[Start]

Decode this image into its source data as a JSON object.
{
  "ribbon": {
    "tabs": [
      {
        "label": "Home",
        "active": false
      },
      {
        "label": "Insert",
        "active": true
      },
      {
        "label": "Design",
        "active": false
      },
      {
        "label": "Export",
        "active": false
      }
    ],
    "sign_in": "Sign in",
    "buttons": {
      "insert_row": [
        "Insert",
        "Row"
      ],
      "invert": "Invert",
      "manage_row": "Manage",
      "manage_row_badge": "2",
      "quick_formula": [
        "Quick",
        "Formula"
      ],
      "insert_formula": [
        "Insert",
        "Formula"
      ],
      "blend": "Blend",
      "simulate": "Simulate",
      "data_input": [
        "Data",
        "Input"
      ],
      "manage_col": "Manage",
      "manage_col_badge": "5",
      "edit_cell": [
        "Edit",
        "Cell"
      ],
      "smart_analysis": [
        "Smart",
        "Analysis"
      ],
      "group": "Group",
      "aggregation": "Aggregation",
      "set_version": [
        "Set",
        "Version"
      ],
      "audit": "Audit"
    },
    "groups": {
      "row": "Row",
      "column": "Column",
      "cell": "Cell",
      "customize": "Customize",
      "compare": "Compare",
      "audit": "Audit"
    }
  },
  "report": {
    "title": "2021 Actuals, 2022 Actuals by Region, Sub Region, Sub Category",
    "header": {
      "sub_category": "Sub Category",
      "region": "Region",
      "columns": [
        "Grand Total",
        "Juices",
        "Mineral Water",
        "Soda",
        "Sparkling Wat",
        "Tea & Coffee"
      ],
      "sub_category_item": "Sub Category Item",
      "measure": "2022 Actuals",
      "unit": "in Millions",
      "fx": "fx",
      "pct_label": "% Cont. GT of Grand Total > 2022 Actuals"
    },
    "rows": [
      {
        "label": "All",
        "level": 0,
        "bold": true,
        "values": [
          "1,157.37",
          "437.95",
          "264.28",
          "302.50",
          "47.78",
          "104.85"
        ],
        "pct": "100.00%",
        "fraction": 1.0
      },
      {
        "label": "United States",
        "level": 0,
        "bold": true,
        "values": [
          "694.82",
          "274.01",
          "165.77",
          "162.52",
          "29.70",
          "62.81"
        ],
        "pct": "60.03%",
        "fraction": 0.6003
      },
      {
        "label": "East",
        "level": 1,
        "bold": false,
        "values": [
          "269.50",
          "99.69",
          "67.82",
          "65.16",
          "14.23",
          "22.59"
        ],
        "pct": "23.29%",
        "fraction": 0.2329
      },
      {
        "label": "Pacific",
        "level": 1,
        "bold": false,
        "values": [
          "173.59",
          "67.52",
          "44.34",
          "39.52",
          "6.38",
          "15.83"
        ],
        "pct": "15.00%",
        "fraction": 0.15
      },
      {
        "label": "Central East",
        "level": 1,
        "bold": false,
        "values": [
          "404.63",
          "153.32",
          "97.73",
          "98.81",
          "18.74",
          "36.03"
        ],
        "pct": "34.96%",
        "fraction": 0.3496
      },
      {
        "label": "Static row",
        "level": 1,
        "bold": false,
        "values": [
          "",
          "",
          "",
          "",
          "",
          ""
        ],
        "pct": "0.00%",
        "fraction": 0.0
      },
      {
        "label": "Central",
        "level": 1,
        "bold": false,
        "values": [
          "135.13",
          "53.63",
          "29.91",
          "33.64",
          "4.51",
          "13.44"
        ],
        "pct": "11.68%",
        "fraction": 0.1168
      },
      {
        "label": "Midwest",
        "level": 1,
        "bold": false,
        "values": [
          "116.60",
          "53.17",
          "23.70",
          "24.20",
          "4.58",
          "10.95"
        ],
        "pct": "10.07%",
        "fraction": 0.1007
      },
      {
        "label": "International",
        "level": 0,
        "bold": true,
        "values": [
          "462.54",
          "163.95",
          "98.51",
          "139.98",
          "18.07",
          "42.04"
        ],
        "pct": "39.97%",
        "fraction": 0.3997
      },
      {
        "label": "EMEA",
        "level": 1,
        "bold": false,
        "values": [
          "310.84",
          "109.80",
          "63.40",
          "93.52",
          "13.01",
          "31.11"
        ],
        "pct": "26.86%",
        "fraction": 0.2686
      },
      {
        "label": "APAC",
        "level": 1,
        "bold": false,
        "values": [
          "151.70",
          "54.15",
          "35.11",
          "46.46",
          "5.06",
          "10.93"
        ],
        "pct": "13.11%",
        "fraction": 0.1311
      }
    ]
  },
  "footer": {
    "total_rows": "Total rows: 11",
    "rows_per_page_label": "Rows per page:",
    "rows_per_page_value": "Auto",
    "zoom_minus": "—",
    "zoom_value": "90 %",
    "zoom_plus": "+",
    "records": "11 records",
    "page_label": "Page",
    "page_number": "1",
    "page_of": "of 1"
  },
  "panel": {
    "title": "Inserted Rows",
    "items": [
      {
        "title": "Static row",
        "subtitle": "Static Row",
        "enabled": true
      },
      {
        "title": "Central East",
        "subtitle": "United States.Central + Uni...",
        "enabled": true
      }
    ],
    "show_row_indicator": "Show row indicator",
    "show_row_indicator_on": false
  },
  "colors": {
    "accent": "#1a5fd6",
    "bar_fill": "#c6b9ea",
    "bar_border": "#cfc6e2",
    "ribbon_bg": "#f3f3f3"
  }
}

[End]

- **Required work**
Reproduce the whole listing word for word.

- **Reply**
Decode this image into its source data as a JSON object.
{
  "ribbon": {
    "tabs": [
      {
        "label": "Home",
        "active": false
      },
      {
        "label": "Insert",
        "active": true
      },
      {
        "label": "Design",
        "active": false
      },
      {
        "label": "Export",
        "active": false
      }
    ],
    "sign_in": "Sign in",
    "buttons": {
      "insert_row": [
        "Insert",
        "Row"
      ],
      "invert": "Invert",
      "manage_row": "Manage",
      "manage_row_badge": "2",
      "quick_formula": [
        "Quick",
        "Formula"
      ],
      "insert_formula": [
        "Insert",
        "Formula"
      ],
      "blend": "Blend",
      "simulate": "Simulate",
      "data_input": [
        "Data",
        "Input"
      ],
      "manage_col": "Manage",
      "manage_col_badge": "5",
      "edit_cell": [
        "Edit",
        "Cell"
      ],
      "smart_analysis": [
        "Smart",
        "Analysis"
      ],
      "group": "Group",
      "aggregation": "Aggregation",
      "set_version": [
        "Set",
        "Version"
      ],
      "audit": "Audit"
    },
    "groups": {
      "row": "Row",
      "column": "Column",
      "cell": "Cell",
      "customize": "Customize",
      "compare": "Compare",
      "audit": "Audit"
    }
  },
  "report": {
    "title": "2021 Actuals, 2022 Actuals by Region, Sub Region, Sub Category",
    "header": {
      "sub_category": "Sub Category",
      "region": "Region",
      "columns": [
        "Grand Total",
        "Juices",
        "Mineral Water",
        "Soda",
        "Sparkling Wat",
        "Tea & Coffee"
      ],
      "sub_category_item": "Sub Category Item",
      "measure": "2022 Actuals",
      "unit": "in Millions",
      "fx": "fx",
      "pct_label": "% Cont. GT of Grand Total > 2022 Actuals"
    },
    "rows": [
      {
        "label": "All",
        "level": 0,
        "bold": true,
        "values": [
          "1,157.37",
          "437.95",
          "264.28",
          "302.50",
          "47.78",
          "104.85"
        ],
        "pct": "100.00%",
        "fraction": 1.0
      },
      {
        "label": "United States",
        "level": 0,
        "bold": true,
        "values": [
          "694.82",
          "274.01",
          "165.77",
          "162.52",
          "29.70",
          "62.81"
        ],
        "pct": "60.03%",
        "fraction": 0.6003
      },
      {
        "label": "East",
        "level": 1,
        "bold": false,
        "values": [
          "269.50",
          "99.69",
          "67.82",
          "65.16",
          "14.23",
          "22.59"
        ],
        "pct": "23.29%",
        "fraction": 0.2329
      },
      {
        "label": "Pacific",
        "level": 1,
        "bold": false,
        "values": [
          "173.59",
          "67.52",
          "44.34",
          "39.52",
          "6.38",
          "15.83"
        ],
        "pct": "15.00%",
        "fraction": 0.15
      },
      {
        "label": "Central East",
        "level": 1,
        "bold": false,
        "values": [
          "404.63",
          "153.32",
          "97.73",
          "98.81",
          "18.74",
          "36.03"
        ],
        "pct": "34.96%",
        "fraction": 0.3496
      },
      {
        "label": "Static row",
        "level": 1,
        "bold": false,
        "values": [
          "",
          "",
          "",
          "",
          "",
          ""
        ],
        "pct": "0.00%",
        "fraction": 0.0
      },
      {
        "label": "Central",
        "level": 1,
        "bold": false,
        "values": [
          "135.13",
          "53.63",
          "29.91",
          "33.64",
          "4.51",
          "13.44"
        ],
        "pct": "11.68%",
        "fraction": 0.1168
      },
      {
        "label": "Midwest",
        "level": 1,
        "bold": false,
        "values": [
          "116.60",
          "53.17",
          "23.70",
          "24.20",
          "4.58",
          "10.95"
        ],
        "pct": "10.07%",
        "fraction": 0.1007
      },
      {
        "label": "International",
        "level": 0,
        "bold": true,
        "values": [
          "462.54",
          "163.95",
          "98.51",
          "139.98",
          "18.07",
          "42.04"
        ],
        "pct": "39.97%",
        "fraction": 0.3997
      },
      {
        "label": "EMEA",
        "level": 1,
        "bold": false,
        "values": [
          "310.84",
          "109.80",
          "63.40",
          "93.52",
          "13.01",
          "31.11"
        ],
        "pct": "26.86%",
        "fraction": 0.2686
      },
      {
        "label": "APAC",
        "level": 1,
        "bold": false,
        "values": [
          "151.70",
          "54.15",
          "35.11",
          "46.46",
          "5.06",
          "10.93"
        ],
        "pct": "13.11%",
        "fraction": 0.1311
      }
    ]
  },
  "footer": {
    "total_rows": "Total rows: 11",
    "rows_per_page_label": "Rows per page:",
    "rows_per_page_value": "Auto",
    "zoom_minus": "—",
    "zoom_value": "90 %",
    "zoom_plus": "+",
    "records": "11 records",
    "page_label": "Page",
    "page_number": "1",
    "page_of": "of 1"
  },
  "panel": {
    "title": "Inserted Rows",
    "items": [
      {
        "title": "Static row",
        "subtitle": "Static Row",
        "enabled": true
      },
      {
        "title": "Central East",
        "subtitle": "United States.Central + Uni...",
        "enabled": true
      }
    ],
    "show_row_indicator": "Show row indicator",
    "show_row_indicator_on": false
  },
  "colors": {
    "accent": "#1a5fd6",
    "bar_fill": "#c6b9ea",
    "bar_border": "#cfc6e2",
    "ribbon_bg": "#f3f3f3"
  }
}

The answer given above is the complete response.